* _What you will do_:
Reproduce the items below verbatim, from the first line through the line with "eye-icon: 👁 [6, 139, 22, 153]", including both of those lines.

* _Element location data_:
********

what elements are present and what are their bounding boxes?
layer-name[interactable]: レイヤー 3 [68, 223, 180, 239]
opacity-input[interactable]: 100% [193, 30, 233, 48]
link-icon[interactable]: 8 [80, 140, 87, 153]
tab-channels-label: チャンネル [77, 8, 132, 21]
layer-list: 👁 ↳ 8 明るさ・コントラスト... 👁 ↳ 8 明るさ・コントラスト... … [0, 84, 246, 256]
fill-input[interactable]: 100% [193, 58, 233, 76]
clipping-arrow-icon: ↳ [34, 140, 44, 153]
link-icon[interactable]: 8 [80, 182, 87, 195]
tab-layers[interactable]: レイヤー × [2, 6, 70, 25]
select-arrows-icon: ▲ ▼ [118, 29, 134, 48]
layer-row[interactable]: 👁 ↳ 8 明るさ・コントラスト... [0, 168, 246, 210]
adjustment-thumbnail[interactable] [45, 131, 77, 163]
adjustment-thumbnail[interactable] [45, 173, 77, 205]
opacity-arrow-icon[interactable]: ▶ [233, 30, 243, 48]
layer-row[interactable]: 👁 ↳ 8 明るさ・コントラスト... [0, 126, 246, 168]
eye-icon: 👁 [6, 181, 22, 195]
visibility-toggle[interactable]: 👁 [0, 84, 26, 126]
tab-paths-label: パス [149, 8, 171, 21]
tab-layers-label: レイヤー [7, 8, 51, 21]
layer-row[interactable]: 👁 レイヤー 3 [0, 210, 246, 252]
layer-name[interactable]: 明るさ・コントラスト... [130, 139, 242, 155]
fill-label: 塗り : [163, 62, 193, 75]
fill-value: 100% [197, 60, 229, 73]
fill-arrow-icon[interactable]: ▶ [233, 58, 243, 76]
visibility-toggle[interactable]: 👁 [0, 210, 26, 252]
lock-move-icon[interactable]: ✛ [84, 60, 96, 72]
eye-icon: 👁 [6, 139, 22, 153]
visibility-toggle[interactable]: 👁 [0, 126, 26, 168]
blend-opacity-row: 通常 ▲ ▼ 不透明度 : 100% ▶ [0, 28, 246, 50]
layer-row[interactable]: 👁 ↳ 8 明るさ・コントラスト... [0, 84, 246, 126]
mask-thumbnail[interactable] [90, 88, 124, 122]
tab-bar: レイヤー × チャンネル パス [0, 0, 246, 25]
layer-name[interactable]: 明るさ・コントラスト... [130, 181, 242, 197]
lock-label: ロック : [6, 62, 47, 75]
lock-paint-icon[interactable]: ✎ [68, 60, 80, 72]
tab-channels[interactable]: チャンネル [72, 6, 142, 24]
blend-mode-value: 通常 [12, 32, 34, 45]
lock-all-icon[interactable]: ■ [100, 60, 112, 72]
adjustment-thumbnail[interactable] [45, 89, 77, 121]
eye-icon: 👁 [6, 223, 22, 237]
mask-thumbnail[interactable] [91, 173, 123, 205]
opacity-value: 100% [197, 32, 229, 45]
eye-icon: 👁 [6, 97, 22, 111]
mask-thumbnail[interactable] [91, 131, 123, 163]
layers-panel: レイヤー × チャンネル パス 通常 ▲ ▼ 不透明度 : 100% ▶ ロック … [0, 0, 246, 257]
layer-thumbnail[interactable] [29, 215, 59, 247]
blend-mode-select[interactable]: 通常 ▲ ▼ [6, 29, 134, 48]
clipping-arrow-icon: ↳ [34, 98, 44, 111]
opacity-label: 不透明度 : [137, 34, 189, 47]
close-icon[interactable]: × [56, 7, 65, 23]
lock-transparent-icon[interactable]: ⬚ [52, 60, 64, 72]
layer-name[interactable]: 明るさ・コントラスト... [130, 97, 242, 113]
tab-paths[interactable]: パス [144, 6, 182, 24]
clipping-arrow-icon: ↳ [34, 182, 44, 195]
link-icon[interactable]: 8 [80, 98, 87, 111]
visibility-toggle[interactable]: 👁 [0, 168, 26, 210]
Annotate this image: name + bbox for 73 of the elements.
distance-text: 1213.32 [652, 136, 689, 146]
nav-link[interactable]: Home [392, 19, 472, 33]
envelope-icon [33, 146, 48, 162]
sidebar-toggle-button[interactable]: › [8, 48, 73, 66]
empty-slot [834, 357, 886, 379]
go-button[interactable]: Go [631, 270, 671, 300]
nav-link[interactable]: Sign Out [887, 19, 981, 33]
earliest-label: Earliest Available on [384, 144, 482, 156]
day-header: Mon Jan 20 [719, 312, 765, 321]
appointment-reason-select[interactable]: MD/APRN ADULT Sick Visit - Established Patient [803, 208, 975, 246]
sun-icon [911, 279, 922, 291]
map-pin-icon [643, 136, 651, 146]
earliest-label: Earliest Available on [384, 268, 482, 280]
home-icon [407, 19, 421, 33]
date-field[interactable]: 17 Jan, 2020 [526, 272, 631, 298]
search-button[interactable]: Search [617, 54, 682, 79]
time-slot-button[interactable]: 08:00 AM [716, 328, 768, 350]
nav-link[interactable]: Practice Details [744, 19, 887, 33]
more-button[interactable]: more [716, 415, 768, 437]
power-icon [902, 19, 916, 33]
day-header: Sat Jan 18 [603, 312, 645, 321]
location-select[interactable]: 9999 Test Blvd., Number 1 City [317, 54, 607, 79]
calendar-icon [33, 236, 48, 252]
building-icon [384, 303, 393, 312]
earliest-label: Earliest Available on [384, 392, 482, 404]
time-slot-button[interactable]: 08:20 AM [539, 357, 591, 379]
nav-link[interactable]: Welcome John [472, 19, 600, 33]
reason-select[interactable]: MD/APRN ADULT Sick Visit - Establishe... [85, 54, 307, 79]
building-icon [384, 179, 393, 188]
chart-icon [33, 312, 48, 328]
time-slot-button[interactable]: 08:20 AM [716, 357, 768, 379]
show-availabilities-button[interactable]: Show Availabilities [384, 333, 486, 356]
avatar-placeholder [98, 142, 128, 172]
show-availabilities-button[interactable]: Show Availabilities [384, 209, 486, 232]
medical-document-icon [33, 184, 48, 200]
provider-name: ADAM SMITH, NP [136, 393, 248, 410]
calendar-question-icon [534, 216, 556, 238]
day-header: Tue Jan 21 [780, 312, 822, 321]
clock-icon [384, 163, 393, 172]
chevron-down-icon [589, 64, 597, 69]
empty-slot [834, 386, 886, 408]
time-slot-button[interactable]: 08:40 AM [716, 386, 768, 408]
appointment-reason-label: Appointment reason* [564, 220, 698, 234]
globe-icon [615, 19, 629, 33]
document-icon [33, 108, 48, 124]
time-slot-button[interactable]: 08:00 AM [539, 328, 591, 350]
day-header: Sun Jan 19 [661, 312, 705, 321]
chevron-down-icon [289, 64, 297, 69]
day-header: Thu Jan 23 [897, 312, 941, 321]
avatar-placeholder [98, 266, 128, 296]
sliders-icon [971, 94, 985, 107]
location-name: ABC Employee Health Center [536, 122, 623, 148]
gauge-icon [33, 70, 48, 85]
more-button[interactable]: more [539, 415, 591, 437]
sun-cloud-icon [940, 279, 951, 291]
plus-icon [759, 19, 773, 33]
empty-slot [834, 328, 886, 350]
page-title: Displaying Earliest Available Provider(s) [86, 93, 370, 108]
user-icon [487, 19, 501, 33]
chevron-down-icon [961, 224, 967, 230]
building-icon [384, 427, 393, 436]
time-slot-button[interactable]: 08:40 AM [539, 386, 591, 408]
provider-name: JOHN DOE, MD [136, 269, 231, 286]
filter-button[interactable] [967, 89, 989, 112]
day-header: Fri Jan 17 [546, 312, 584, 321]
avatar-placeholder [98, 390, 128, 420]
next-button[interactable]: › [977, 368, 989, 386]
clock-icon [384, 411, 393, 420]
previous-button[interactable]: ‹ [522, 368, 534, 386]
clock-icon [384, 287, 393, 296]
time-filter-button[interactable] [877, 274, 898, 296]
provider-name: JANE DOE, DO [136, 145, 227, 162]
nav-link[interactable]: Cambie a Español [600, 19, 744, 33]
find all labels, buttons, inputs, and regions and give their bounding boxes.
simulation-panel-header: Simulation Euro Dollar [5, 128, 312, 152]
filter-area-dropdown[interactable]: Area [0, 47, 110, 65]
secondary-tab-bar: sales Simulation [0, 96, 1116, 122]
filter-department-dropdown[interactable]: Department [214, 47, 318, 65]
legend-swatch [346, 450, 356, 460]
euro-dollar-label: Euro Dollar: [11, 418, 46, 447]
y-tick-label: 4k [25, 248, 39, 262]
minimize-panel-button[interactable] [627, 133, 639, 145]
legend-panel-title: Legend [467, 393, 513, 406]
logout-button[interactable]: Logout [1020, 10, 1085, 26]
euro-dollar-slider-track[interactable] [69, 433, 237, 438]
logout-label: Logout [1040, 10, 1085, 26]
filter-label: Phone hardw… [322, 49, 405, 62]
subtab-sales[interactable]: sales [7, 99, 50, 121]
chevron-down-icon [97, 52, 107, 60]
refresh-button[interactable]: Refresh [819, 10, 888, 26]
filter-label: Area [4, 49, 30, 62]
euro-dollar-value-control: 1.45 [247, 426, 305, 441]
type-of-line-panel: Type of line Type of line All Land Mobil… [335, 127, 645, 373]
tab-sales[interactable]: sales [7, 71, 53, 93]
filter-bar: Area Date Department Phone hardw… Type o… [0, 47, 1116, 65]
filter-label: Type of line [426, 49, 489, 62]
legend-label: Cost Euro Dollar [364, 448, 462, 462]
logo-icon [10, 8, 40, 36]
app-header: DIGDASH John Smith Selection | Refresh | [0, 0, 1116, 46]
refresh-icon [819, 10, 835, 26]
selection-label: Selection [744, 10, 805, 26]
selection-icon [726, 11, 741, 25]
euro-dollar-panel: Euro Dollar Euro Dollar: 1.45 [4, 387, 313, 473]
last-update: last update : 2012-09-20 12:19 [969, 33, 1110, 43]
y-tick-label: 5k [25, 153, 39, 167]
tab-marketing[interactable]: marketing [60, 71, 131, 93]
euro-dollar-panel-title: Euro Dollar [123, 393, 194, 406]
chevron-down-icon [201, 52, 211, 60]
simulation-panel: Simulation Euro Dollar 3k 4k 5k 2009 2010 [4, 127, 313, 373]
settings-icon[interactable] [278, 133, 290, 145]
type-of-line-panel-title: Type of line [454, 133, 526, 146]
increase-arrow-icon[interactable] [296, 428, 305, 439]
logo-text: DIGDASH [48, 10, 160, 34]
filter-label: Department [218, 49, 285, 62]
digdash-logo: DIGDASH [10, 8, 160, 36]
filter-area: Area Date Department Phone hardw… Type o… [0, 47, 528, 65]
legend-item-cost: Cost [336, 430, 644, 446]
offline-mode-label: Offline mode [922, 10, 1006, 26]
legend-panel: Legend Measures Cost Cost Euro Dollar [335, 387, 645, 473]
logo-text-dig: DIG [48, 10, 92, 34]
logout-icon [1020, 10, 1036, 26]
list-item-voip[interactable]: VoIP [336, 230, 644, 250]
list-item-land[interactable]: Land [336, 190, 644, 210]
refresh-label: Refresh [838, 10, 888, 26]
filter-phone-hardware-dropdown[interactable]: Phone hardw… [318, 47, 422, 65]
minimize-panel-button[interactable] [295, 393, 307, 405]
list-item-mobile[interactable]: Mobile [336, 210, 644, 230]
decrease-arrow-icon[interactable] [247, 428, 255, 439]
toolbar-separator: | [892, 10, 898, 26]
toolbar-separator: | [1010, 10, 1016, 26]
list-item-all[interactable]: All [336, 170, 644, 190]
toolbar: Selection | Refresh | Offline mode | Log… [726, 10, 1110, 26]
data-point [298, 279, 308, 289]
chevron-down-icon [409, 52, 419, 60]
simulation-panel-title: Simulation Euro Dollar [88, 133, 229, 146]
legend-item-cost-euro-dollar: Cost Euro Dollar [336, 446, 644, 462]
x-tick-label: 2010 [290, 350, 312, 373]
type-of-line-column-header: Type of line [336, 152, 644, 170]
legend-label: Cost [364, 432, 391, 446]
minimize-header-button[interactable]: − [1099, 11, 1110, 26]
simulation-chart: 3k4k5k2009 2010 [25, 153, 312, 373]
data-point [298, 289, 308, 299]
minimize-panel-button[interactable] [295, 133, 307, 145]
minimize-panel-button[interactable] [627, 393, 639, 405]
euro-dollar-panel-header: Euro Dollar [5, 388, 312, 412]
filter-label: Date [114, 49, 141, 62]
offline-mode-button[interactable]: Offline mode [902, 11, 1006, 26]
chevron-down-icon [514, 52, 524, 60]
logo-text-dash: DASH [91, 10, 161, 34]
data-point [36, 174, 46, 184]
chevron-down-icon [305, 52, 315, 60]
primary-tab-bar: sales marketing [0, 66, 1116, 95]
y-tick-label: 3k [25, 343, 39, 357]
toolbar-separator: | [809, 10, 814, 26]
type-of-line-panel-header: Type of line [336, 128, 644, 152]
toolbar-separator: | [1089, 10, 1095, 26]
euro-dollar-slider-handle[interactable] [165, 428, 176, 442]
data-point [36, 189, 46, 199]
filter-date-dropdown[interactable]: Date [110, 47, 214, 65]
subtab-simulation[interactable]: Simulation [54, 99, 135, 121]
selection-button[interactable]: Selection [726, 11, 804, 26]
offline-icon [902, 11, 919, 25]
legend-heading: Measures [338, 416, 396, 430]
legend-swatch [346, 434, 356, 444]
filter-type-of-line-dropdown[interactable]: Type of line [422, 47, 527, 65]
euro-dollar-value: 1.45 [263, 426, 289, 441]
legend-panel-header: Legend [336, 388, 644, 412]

********

* _Answer to the task_:
what elements are present and what are their bounding boxes?
layer-name[interactable]: レイヤー 3 [68, 223, 180, 239]
opacity-input[interactable]: 100% [193, 30, 233, 48]
link-icon[interactable]: 8 [80, 140, 87, 153]
tab-channels-label: チャンネル [77, 8, 132, 21]
layer-list: 👁 ↳ 8 明るさ・コントラスト... 👁 ↳ 8 明るさ・コントラスト... … [0, 84, 246, 256]
fill-input[interactable]: 100% [193, 58, 233, 76]
clipping-arrow-icon: ↳ [34, 140, 44, 153]
link-icon[interactable]: 8 [80, 182, 87, 195]
tab-layers[interactable]: レイヤー × [2, 6, 70, 25]
select-arrows-icon: ▲ ▼ [118, 29, 134, 48]
layer-row[interactable]: 👁 ↳ 8 明るさ・コントラスト... [0, 168, 246, 210]
adjustment-thumbnail[interactable] [45, 131, 77, 163]
adjustment-thumbnail[interactable] [45, 173, 77, 205]
opacity-arrow-icon[interactable]: ▶ [233, 30, 243, 48]
layer-row[interactable]: 👁 ↳ 8 明るさ・コントラスト... [0, 126, 246, 168]
eye-icon: 👁 [6, 181, 22, 195]
visibility-toggle[interactable]: 👁 [0, 84, 26, 126]
tab-paths-label: パス [149, 8, 171, 21]
tab-layers-label: レイヤー [7, 8, 51, 21]
layer-row[interactable]: 👁 レイヤー 3 [0, 210, 246, 252]
layer-name[interactable]: 明るさ・コントラスト... [130, 139, 242, 155]
fill-label: 塗り : [163, 62, 193, 75]
fill-value: 100% [197, 60, 229, 73]
fill-arrow-icon[interactable]: ▶ [233, 58, 243, 76]
visibility-toggle[interactable]: 👁 [0, 210, 26, 252]
lock-move-icon[interactable]: ✛ [84, 60, 96, 72]
eye-icon: 👁 [6, 139, 22, 153]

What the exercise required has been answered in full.